» **Task statement**
Write out the data below in full, unchanged, minus the images.
··· Extracted information
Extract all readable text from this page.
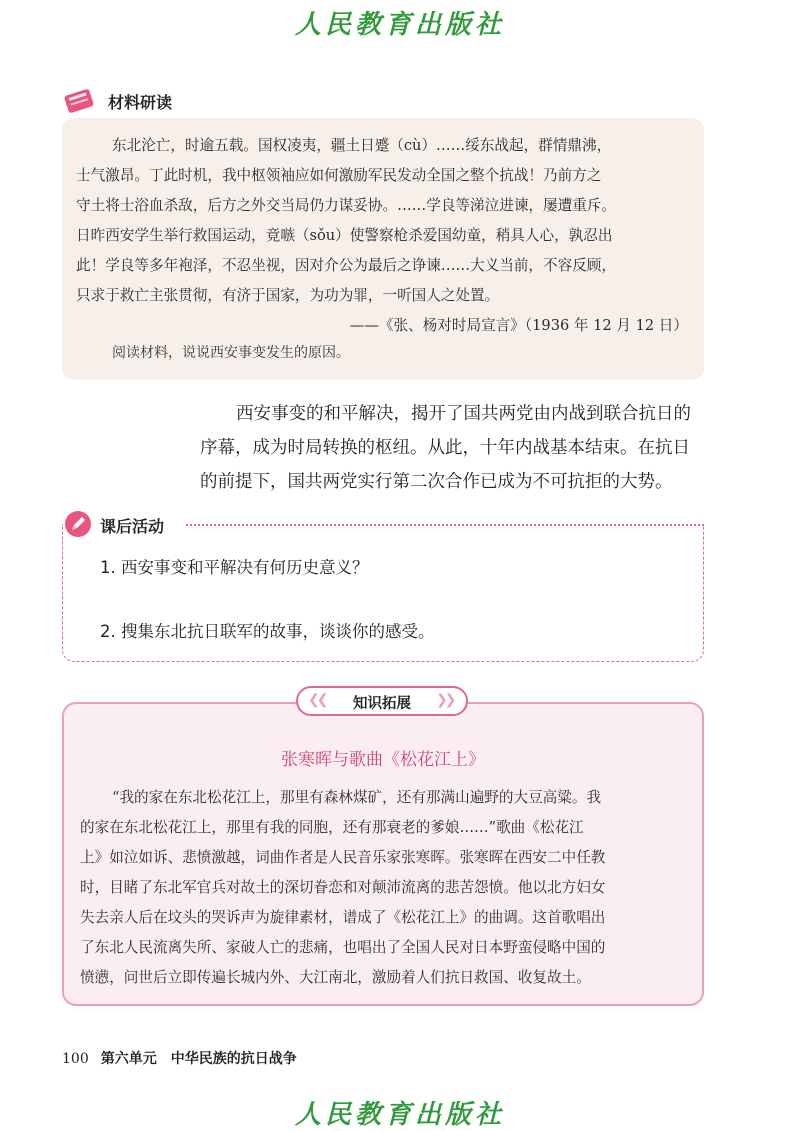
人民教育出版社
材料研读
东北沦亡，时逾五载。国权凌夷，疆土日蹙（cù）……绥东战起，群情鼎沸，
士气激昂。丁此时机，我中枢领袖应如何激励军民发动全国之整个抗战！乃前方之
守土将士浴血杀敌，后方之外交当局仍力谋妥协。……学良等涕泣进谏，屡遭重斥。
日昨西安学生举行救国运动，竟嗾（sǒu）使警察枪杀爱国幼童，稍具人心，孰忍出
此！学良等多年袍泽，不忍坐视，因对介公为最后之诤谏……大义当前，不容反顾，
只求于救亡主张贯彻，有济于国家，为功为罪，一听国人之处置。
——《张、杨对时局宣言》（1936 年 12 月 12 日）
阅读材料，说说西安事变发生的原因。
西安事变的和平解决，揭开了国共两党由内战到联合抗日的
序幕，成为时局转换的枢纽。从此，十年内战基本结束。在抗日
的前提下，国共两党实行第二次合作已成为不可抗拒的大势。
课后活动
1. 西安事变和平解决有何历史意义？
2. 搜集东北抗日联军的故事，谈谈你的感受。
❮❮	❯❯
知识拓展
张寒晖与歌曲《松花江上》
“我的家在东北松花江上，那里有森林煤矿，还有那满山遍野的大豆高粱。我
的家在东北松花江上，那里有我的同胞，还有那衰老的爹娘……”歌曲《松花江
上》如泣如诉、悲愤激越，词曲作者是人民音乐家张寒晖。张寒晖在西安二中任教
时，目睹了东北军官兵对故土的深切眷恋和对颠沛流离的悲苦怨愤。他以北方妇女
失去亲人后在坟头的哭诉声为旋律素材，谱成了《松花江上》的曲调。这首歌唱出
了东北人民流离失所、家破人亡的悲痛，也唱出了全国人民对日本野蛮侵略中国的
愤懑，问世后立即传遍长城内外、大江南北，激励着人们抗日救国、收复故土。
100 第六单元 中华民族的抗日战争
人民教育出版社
······
» **Response to this exercise**
Extract all readable text from this page.
人民教育出版社
材料研读
东北沦亡，时逾五载。国权凌夷，疆土日蹙（cù）……绥东战起，群情鼎沸，
士气激昂。丁此时机，我中枢领袖应如何激励军民发动全国之整个抗战！乃前方之
守土将士浴血杀敌，后方之外交当局仍力谋妥协。……学良等涕泣进谏，屡遭重斥。
日昨西安学生举行救国运动，竟嗾（sǒu）使警察枪杀爱国幼童，稍具人心，孰忍出
此！学良等多年袍泽，不忍坐视，因对介公为最后之诤谏……大义当前，不容反顾，
只求于救亡主张贯彻，有济于国家，为功为罪，一听国人之处置。
——《张、杨对时局宣言》（1936 年 12 月 12 日）
阅读材料，说说西安事变发生的原因。
西安事变的和平解决，揭开了国共两党由内战到联合抗日的
序幕，成为时局转换的枢纽。从此，十年内战基本结束。在抗日
的前提下，国共两党实行第二次合作已成为不可抗拒的大势。
课后活动
1. 西安事变和平解决有何历史意义？
2. 搜集东北抗日联军的故事，谈谈你的感受。
❮❮	❯❯
知识拓展
张寒晖与歌曲《松花江上》
“我的家在东北松花江上，那里有森林煤矿，还有那满山遍野的大豆高粱。我
的家在东北松花江上，那里有我的同胞，还有那衰老的爹娘……”歌曲《松花江
上》如泣如诉、悲愤激越，词曲作者是人民音乐家张寒晖。张寒晖在西安二中任教
时，目睹了东北军官兵对故土的深切眷恋和对颠沛流离的悲苦怨愤。他以北方妇女
失去亲人后在坟头的哭诉声为旋律素材，谱成了《松花江上》的曲调。这首歌唱出
了东北人民流离失所、家破人亡的悲痛，也唱出了全国人民对日本野蛮侵略中国的
愤懑，问世后立即传遍长城内外、大江南北，激励着人们抗日救国、收复故土。
100 第六单元 中华民族的抗日战争
人民教育出版社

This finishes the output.